• [Document text]
--- Begin ---

Announcement

Collapse
No announcement yet.

Using spent grain in food recipes?

Collapse
X
 
  • Filter
  • Time
  • Show
Clear All
new posts

  • Using spent grain in food recipes?

    Hey now...

    Trying to come up with some uses for the spent grain (besides livestock grub). I've heard that some places are incorporating it into foods served at the brewpub...

    Any suggestions? (No other brewpubs in my area are doing this, so I wouldn't be horning in on anyone's territory!

    Cheers
    KMafooz

  • #2
    If you serve pizza or breadsticks, you can incorporate some into the dough. This works especially well for whole grain dough.

    I could see it working for a dessert as part of the crust of a cobbler.

    With lots of butter, anything will taste good!

    Comment


    • #3
      I also know of a brew pub (here in Germany) which makes a sauerkraut pizza with regular dough + some spent grain mixed in.

      Sounds crazy, but it is truly excellent.

      Comment


      • #4
        In Germany it is known as treberbrot - so maybe Google up some info on that. From my experience you can go to 10% of the material bill before you need to address some of the other key ingredients like binders and the core grain flours.

        Wes

        Comment


        • #5
          Another direction to go in is dog biscuits. We've made a few batches of spent grain dog biscuits and the dogs seem to LOVE them. We have a battle axe in our logo, so we found a battle axe-shaped cookie cutter and we're considering selling the dog biscuits on the side.
          Mike Hiller, Head Brewer
          Strangeways Brewing
          2277-A Dabney Road
          Richmond, VA 23230
          804-303-4336
          www.strangewaysbrewing.com

          Comment


          • #6
            Good call, Wes.

            Here's a link from a hobby brew page for bread made with (recommended) weizen beer Treber:



            If anyone needs help with translation, let me know.

            Comment


            • #7
              Dog biscuits

              We tried doing dog biscuits and it worked great until we checked some packages about a month later and found they had gotten moldy. How did you prepare them so they didn't develop mold?

              Comment


              • #8
                I give it to the local Bakeries and they bring me Bread back and sell he ther I serve his bread with the Meals or wth Butter as entees.Everybody is happy especially when we ad brewed our Dark ne.Harry
                Harald Mois

                Comment


                • #9
                  Dancing Camel,
                  We baked a couple of test batches and gave a lot of them away. We still have some for our own dog that we keep in a cookie jar and those are about three weeks old. No mold or anything so far.

                  The recipe we found is rather simple: 4 cups spent grain, 4 cups flour, 1 egg and 1 cup of either peanut butter, pizza sauce or cheese. Bake them for 30 minutes at 350 degrees, then reduce heat to 225 degrees and bake for 8 to 10 hours to thoroughly dry them out. The drying prevents the mold. Actually, what we did was bake at 225 for an hour or two, turned off the oven and went to bed leaving the biscuits in the oven over night. Worked fine.

--- End ---

• [Dataset excerpts]
--- Begin ---

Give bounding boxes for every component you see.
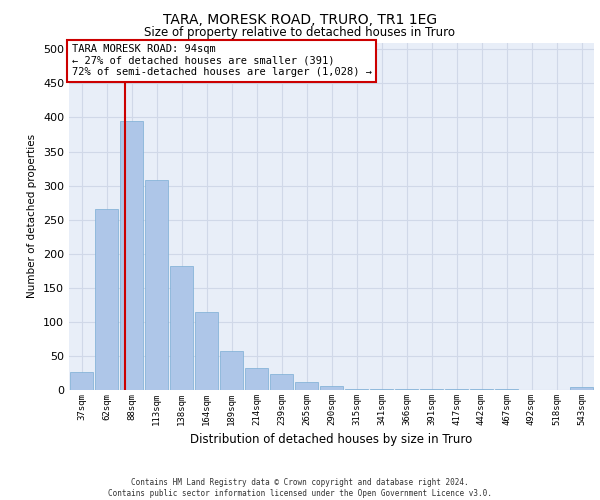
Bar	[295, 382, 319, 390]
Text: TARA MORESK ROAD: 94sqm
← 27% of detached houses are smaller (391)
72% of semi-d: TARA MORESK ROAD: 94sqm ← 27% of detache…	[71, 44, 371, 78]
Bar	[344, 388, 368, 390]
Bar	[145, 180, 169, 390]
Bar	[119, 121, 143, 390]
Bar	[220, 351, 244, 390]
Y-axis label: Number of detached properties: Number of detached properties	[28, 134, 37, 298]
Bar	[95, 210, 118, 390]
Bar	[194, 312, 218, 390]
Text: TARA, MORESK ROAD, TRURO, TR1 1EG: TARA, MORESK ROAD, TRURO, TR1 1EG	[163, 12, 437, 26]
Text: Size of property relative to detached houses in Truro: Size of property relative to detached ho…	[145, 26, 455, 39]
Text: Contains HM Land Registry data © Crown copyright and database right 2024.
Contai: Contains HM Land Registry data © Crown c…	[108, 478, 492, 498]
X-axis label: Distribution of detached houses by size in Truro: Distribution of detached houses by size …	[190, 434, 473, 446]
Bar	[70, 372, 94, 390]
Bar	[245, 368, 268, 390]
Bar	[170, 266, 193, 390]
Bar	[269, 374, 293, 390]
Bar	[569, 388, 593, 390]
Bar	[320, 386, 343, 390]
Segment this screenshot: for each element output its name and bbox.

--- End ---
--- Begin ---

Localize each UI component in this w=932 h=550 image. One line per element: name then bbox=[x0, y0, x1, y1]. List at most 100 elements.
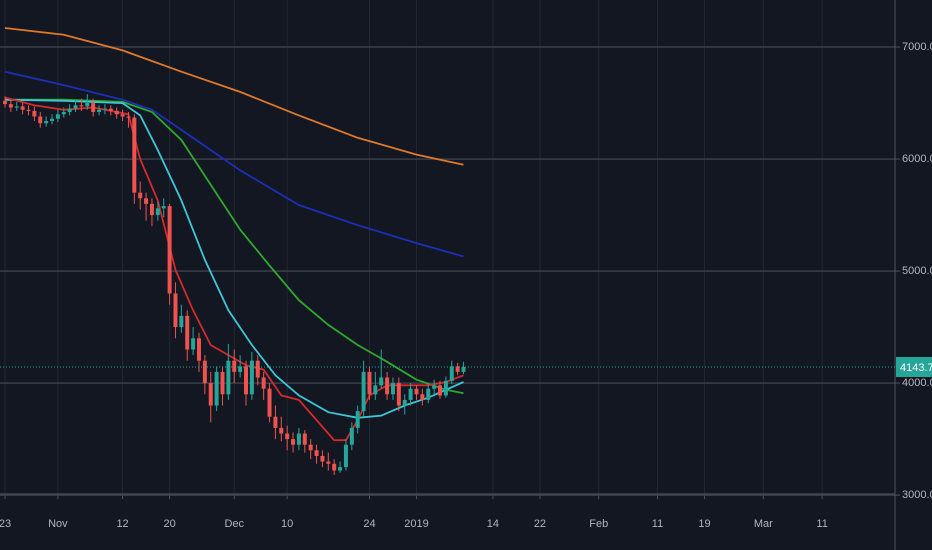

--- End ---

• [The task] In the forum thread about spent grain, what is spent grain bread called in Germany? The material has no connection to the forum thread about spent grain.

• [Solution] Treberbrot.